%%

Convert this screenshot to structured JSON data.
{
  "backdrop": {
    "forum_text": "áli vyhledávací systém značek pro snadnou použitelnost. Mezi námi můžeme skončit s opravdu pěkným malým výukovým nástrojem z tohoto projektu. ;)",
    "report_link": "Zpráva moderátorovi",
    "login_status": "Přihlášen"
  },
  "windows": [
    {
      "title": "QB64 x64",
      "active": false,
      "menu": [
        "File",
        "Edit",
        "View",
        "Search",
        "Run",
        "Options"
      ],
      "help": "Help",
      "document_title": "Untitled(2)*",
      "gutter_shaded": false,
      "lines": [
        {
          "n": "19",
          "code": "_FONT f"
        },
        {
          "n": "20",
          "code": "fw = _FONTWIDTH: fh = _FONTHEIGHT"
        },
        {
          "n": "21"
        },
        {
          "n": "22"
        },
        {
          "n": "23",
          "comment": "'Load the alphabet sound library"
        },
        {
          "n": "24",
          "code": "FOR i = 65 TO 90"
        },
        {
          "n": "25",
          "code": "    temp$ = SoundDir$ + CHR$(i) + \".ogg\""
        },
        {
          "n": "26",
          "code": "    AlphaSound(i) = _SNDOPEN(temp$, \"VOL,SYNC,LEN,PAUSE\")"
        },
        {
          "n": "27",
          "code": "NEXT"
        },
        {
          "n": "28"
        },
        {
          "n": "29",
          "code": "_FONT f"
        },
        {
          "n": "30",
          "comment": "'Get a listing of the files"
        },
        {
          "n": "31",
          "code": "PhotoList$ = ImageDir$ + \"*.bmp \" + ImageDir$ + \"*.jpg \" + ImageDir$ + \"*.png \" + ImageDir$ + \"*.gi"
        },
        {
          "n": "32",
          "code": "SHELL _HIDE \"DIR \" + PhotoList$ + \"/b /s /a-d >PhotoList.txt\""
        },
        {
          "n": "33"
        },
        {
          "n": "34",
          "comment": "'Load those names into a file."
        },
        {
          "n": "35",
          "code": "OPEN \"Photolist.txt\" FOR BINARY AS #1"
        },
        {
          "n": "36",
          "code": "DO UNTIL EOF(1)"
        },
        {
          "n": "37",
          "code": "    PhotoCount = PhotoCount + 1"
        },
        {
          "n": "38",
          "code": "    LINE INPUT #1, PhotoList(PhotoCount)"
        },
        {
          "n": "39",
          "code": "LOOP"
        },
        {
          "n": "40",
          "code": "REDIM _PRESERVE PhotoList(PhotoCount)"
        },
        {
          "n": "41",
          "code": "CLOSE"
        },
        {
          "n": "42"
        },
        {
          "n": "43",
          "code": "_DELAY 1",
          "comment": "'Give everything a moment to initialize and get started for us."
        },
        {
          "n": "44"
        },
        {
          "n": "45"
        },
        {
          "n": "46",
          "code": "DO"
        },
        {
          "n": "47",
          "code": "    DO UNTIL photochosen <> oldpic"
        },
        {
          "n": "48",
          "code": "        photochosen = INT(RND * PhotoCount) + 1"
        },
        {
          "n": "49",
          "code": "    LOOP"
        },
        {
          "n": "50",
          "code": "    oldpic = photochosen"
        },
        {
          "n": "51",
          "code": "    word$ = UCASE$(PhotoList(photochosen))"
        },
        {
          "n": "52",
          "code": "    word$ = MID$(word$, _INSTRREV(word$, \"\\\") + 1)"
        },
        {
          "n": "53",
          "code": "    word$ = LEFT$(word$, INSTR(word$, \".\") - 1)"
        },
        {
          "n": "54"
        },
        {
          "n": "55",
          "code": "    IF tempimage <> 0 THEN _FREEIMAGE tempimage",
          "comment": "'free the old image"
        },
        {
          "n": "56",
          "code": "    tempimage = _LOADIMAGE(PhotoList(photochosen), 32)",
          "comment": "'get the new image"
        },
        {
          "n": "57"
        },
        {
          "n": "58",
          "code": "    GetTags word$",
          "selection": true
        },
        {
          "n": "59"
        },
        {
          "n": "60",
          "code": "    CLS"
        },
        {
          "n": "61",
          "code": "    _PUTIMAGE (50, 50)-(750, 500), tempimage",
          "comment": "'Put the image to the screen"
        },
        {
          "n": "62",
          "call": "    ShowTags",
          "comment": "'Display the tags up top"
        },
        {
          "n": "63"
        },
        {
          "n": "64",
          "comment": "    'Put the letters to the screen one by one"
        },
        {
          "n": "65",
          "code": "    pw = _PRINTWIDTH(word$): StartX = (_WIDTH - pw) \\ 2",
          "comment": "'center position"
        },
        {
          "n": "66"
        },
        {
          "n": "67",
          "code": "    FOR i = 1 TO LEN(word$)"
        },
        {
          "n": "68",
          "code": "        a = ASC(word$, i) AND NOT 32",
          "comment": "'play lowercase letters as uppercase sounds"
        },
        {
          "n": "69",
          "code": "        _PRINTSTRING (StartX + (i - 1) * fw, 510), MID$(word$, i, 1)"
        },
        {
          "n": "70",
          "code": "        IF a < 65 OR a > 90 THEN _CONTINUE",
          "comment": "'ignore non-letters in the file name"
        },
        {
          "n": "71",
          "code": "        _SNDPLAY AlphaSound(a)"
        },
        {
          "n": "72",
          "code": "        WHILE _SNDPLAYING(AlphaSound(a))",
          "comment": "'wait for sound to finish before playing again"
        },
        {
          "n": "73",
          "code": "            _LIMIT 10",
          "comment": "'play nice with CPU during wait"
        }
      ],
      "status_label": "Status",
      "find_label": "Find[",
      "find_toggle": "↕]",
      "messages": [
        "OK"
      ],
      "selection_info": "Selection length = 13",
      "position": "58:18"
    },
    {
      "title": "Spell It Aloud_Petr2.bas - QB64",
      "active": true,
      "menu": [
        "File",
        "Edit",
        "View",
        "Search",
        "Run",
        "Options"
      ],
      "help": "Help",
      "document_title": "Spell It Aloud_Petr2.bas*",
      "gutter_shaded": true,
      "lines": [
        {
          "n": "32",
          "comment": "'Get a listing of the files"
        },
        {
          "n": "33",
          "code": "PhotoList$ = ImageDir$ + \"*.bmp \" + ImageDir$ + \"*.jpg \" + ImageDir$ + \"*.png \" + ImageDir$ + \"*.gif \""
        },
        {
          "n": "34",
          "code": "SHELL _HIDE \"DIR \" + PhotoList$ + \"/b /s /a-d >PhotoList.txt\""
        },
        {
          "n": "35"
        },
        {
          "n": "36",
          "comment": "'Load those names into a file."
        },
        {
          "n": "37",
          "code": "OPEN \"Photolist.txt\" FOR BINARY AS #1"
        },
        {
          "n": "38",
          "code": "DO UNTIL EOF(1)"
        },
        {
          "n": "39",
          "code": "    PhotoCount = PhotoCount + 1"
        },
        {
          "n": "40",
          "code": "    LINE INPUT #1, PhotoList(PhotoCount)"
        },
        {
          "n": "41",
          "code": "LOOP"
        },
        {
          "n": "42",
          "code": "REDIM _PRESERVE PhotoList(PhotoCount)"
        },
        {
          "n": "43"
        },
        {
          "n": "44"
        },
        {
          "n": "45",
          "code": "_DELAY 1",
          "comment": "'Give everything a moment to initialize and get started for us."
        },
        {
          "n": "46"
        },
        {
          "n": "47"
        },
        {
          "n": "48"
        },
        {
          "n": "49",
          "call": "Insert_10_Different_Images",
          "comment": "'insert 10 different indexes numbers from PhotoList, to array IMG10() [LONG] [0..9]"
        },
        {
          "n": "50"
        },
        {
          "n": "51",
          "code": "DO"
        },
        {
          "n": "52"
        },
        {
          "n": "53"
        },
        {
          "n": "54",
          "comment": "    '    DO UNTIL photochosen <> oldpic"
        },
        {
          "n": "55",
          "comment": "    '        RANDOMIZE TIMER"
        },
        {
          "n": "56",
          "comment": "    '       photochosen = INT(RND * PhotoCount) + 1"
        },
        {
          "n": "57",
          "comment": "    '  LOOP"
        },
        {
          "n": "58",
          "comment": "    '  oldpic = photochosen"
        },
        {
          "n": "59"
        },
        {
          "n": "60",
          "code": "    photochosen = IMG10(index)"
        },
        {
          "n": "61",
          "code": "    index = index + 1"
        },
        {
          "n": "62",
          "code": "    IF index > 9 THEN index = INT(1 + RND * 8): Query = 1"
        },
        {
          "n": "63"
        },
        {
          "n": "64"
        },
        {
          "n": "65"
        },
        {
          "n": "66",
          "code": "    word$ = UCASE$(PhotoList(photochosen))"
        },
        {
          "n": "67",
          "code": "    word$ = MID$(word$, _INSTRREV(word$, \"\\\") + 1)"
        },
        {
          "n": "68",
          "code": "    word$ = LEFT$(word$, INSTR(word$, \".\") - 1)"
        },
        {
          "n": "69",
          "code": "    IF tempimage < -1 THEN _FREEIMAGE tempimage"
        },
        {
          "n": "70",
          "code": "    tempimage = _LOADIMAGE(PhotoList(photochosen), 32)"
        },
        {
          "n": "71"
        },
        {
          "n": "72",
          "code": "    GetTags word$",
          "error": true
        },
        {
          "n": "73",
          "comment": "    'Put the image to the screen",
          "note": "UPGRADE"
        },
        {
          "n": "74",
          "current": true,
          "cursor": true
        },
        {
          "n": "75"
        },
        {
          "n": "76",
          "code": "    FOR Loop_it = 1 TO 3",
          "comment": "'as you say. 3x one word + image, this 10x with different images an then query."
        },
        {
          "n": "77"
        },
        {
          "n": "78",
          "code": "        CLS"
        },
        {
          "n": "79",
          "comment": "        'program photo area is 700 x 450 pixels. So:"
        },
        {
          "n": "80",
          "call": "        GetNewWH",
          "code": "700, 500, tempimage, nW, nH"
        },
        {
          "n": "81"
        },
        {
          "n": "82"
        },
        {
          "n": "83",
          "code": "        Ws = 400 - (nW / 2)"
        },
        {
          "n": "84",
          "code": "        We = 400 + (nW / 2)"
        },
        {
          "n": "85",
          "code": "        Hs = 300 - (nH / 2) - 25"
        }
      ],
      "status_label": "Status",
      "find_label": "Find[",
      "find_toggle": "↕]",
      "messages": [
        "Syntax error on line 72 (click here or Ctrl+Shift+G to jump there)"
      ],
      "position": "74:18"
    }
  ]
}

%%

● Set task: Extract every line that has the string "error" in it.

● Answer for the task:
          "error": true
        "Syntax error on line 72 (click here or Ctrl+Shift+G to jump there)"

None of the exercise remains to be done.